EXERCISE »
Word for word, quote all of the material, omitting the pictures.
--- BEGIN ---
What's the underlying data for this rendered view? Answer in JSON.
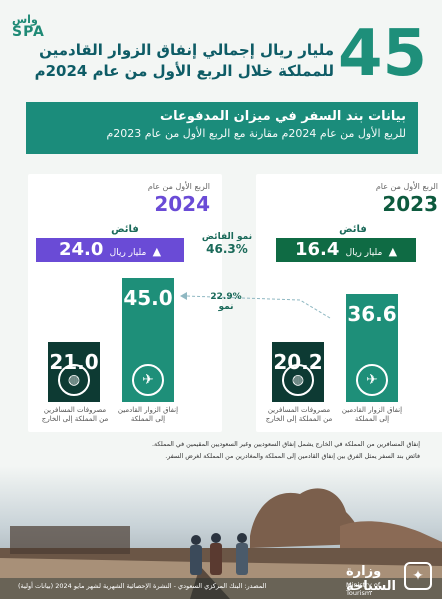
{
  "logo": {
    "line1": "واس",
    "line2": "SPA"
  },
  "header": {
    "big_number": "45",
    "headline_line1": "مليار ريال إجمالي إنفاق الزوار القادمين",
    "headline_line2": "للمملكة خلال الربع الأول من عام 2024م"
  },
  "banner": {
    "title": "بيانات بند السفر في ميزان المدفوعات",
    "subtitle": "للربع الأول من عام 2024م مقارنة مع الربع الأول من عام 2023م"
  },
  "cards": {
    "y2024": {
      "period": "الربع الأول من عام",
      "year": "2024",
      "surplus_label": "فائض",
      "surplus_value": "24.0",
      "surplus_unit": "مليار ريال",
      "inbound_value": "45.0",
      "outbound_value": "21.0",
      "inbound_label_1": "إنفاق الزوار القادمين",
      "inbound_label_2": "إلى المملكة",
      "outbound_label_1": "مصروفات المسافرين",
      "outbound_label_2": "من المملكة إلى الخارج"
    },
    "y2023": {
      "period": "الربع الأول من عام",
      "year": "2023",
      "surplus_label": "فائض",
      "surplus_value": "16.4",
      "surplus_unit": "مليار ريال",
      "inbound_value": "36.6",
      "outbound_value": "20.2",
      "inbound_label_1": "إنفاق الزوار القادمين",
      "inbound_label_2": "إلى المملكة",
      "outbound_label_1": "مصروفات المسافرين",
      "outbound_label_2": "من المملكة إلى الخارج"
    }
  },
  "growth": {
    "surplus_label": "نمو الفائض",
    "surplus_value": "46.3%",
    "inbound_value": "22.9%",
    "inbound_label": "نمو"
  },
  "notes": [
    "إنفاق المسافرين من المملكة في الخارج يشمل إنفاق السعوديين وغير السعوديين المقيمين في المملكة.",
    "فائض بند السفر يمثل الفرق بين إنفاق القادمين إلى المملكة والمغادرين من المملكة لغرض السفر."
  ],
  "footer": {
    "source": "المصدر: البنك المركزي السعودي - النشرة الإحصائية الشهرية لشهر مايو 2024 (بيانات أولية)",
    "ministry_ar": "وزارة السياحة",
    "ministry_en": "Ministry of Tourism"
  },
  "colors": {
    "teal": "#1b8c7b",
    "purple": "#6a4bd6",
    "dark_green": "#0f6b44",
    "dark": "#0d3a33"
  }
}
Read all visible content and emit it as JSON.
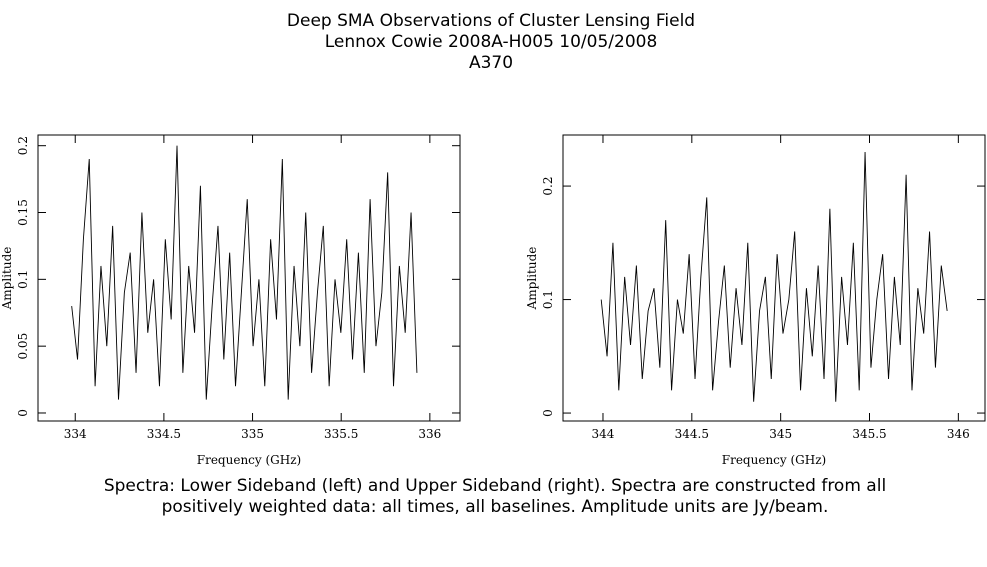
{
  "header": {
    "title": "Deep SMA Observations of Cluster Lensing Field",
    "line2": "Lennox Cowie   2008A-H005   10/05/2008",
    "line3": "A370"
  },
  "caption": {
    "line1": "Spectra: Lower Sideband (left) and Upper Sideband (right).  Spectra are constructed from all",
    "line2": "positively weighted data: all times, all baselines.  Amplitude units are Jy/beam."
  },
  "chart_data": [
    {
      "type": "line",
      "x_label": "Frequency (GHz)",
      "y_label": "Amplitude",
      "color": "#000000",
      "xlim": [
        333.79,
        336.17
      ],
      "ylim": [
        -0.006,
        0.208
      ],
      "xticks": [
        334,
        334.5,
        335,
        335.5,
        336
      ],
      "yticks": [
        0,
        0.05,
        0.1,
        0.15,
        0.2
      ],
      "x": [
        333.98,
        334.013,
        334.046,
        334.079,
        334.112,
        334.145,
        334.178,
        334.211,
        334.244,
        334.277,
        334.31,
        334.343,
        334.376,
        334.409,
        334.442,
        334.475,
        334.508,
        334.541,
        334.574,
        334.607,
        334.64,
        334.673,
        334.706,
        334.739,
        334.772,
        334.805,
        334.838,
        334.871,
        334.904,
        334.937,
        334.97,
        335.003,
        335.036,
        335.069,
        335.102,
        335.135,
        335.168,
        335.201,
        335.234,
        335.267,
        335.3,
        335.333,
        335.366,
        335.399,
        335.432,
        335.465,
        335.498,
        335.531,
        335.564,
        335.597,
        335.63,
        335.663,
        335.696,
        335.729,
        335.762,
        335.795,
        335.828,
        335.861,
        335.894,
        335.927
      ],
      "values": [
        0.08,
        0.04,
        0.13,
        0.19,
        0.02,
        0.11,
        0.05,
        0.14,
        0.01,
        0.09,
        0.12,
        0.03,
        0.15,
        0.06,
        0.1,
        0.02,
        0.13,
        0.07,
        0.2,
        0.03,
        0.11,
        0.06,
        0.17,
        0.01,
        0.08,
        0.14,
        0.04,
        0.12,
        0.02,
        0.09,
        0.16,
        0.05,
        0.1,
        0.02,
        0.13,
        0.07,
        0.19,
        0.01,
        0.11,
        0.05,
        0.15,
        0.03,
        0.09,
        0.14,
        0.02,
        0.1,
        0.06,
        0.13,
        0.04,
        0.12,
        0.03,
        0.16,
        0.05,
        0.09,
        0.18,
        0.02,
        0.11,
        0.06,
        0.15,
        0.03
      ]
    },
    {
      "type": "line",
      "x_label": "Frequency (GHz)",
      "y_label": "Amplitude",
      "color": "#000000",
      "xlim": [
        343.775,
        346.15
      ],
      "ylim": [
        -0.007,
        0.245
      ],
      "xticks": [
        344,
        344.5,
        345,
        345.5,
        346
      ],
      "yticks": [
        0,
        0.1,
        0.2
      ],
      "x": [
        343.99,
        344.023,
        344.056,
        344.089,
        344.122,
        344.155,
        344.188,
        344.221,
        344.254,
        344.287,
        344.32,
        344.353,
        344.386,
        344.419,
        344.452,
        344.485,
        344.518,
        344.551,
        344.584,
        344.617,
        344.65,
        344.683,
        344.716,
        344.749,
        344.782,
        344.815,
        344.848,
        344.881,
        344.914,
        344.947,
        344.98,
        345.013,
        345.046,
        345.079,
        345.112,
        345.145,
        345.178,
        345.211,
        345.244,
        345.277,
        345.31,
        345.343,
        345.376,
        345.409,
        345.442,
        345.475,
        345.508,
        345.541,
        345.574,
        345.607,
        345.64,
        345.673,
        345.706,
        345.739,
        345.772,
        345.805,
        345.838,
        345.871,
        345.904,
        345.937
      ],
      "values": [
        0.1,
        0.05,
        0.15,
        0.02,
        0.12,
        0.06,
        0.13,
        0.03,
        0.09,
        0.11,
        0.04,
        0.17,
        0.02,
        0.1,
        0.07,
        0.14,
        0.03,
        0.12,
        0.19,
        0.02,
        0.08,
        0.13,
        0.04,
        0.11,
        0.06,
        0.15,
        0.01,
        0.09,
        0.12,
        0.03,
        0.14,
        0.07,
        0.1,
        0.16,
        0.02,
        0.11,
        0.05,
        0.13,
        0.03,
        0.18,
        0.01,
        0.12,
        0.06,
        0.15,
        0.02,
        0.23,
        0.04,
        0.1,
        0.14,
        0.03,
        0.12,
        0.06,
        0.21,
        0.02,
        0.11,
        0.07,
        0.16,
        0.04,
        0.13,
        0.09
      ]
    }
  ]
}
--- END ---
RESULT OF THE TASK »
What's the underlying data for this rendered view? Answer in JSON.
{
  "logo": {
    "line1": "واس",
    "line2": "SPA"
  },
  "header": {
    "big_number": "45",
    "headline_line1": "مليار ريال إجمالي إنفاق الزوار القادمين",
    "headline_line2": "للمملكة خلال الربع الأول من عام 2024م"
  },
  "banner": {
    "title": "بيانات بند السفر في ميزان المدفوعات",
    "subtitle": "للربع الأول من عام 2024م مقارنة مع الربع الأول من عام 2023م"
  },
  "cards": {
    "y2024": {
      "period": "الربع الأول من عام",
      "year": "2024",
      "surplus_label": "فائض",
      "surplus_value": "24.0",
      "surplus_unit": "مليار ريال",
      "inbound_value": "45.0",
      "outbound_value": "21.0",
      "inbound_label_1": "إنفاق الزوار القادمين",
      "inbound_label_2": "إلى المملكة",
      "outbound_label_1": "مصروفات المسافرين",
      "outbound_label_2": "من المملكة إلى الخارج"
    },
    "y2023": {
      "period": "الربع الأول من عام",
      "year": "2023",
      "surplus_label": "فائض",
      "surplus_value": "16.4",
      "surplus_unit": "مليار ريال",
      "inbound_value": "36.6",
      "outbound_value": "20.2",
      "inbound_label_1": "إنفاق الزوار القادمين",
      "inbound_label_2": "إلى المملكة",
      "outbound_label_1": "مصروفات المسافرين",
      "outbound_label_2": "من المملكة إلى الخارج"
    }
  },
  "growth": {
    "surplus_label": "نمو الفائض",
    "surplus_value": "46.3%",
    "inbound_value": "22.9%",
    "inbound_label": "نمو"
  },
  "notes": [
    "إنفاق المسافرين من المملكة في الخارج يشمل إنفاق السعوديين وغير السعوديين المقيمين في المملكة.",
    "فائض بند السفر يمثل الفرق بين إنفاق القادمين إلى المملكة والمغادرين من المملكة لغرض السفر."
  ],
  "footer": {
    "source": "المصدر: البنك المركزي السعودي - النشرة الإحصائية الشهرية لشهر مايو 2024 (بيانات أولية)",
    "ministry_ar": "وزارة السياحة",
    "ministry_en": "Ministry of Tourism"
  },
  "colors": {
    "teal": "#1b8c7b",
    "purple": "#6a4bd6",
    "dark_green": "#0f6b44",
    "dark": "#0d3a33"
  }
}
Read all visible content and emit it as JSON.
{
  "header": {
    "title": "Deep SMA Observations of Cluster Lensing Field",
    "line2": "Lennox Cowie   2008A-H005   10/05/2008",
    "line3": "A370"
  },
  "caption": {
    "line1": "Spectra: Lower Sideband (left) and Upper Sideband (right).  Spectra are constructed from all",
    "line2": "positively weighted data: all times, all baselines.  Amplitude units are Jy/beam."
  },
  "chart_data": [
    {
      "type": "line",
      "x_label": "Frequency (GHz)",
      "y_label": "Amplitude",
      "color": "#000000",
      "xlim": [
        333.79,
        336.17
      ],
      "ylim": [
        -0.006,
        0.208
      ],
      "xticks": [
        334,
        334.5,
        335,
        335.5,
        336
      ],
      "yticks": [
        0,
        0.05,
        0.1,
        0.15,
        0.2
      ],
      "x": [
        333.98,
        334.013,
        334.046,
        334.079,
        334.112,
        334.145,
        334.178,
        334.211,
        334.244,
        334.277,
        334.31,
        334.343,
        334.376,
        334.409,
        334.442,
        334.475,
        334.508,
        334.541,
        334.574,
        334.607,
        334.64,
        334.673,
        334.706,
        334.739,
        334.772,
        334.805,
        334.838,
        334.871,
        334.904,
        334.937,
        334.97,
        335.003,
        335.036,
        335.069,
        335.102,
        335.135,
        335.168,
        335.201,
        335.234,
        335.267,
        335.3,
        335.333,
        335.366,
        335.399,
        335.432,
        335.465,
        335.498,
        335.531,
        335.564,
        335.597,
        335.63,
        335.663,
        335.696,
        335.729,
        335.762,
        335.795,
        335.828,
        335.861,
        335.894,
        335.927
      ],
      "values": [
        0.08,
        0.04,
        0.13,
        0.19,
        0.02,
        0.11,
        0.05,
        0.14,
        0.01,
        0.09,
        0.12,
        0.03,
        0.15,
        0.06,
        0.1,
        0.02,
        0.13,
        0.07,
        0.2,
        0.03,
        0.11,
        0.06,
        0.17,
        0.01,
        0.08,
        0.14,
        0.04,
        0.12,
        0.02,
        0.09,
        0.16,
        0.05,
        0.1,
        0.02,
        0.13,
        0.07,
        0.19,
        0.01,
        0.11,
        0.05,
        0.15,
        0.03,
        0.09,
        0.14,
        0.02,
        0.1,
        0.06,
        0.13,
        0.04,
        0.12,
        0.03,
        0.16,
        0.05,
        0.09,
        0.18,
        0.02,
        0.11,
        0.06,
        0.15,
        0.03
      ]
    },
    {
      "type": "line",
      "x_label": "Frequency (GHz)",
      "y_label": "Amplitude",
      "color": "#000000",
      "xlim": [
        343.775,
        346.15
      ],
      "ylim": [
        -0.007,
        0.245
      ],
      "xticks": [
        344,
        344.5,
        345,
        345.5,
        346
      ],
      "yticks": [
        0,
        0.1,
        0.2
      ],
      "x": [
        343.99,
        344.023,
        344.056,
        344.089,
        344.122,
        344.155,
        344.188,
        344.221,
        344.254,
        344.287,
        344.32,
        344.353,
        344.386,
        344.419,
        344.452,
        344.485,
        344.518,
        344.551,
        344.584,
        344.617,
        344.65,
        344.683,
        344.716,
        344.749,
        344.782,
        344.815,
        344.848,
        344.881,
        344.914,
        344.947,
        344.98,
        345.013,
        345.046,
        345.079,
        345.112,
        345.145,
        345.178,
        345.211,
        345.244,
        345.277,
        345.31,
        345.343,
        345.376,
        345.409,
        345.442,
        345.475,
        345.508,
        345.541,
        345.574,
        345.607,
        345.64,
        345.673,
        345.706,
        345.739,
        345.772,
        345.805,
        345.838,
        345.871,
        345.904,
        345.937
      ],
      "values": [
        0.1,
        0.05,
        0.15,
        0.02,
        0.12,
        0.06,
        0.13,
        0.03,
        0.09,
        0.11,
        0.04,
        0.17,
        0.02,
        0.1,
        0.07,
        0.14,
        0.03,
        0.12,
        0.19,
        0.02,
        0.08,
        0.13,
        0.04,
        0.11,
        0.06,
        0.15,
        0.01,
        0.09,
        0.12,
        0.03,
        0.14,
        0.07,
        0.1,
        0.16,
        0.02,
        0.11,
        0.05,
        0.13,
        0.03,
        0.18,
        0.01,
        0.12,
        0.06,
        0.15,
        0.02,
        0.23,
        0.04,
        0.1,
        0.14,
        0.03,
        0.12,
        0.06,
        0.21,
        0.02,
        0.11,
        0.07,
        0.16,
        0.04,
        0.13,
        0.09
      ]
    }
  ]
}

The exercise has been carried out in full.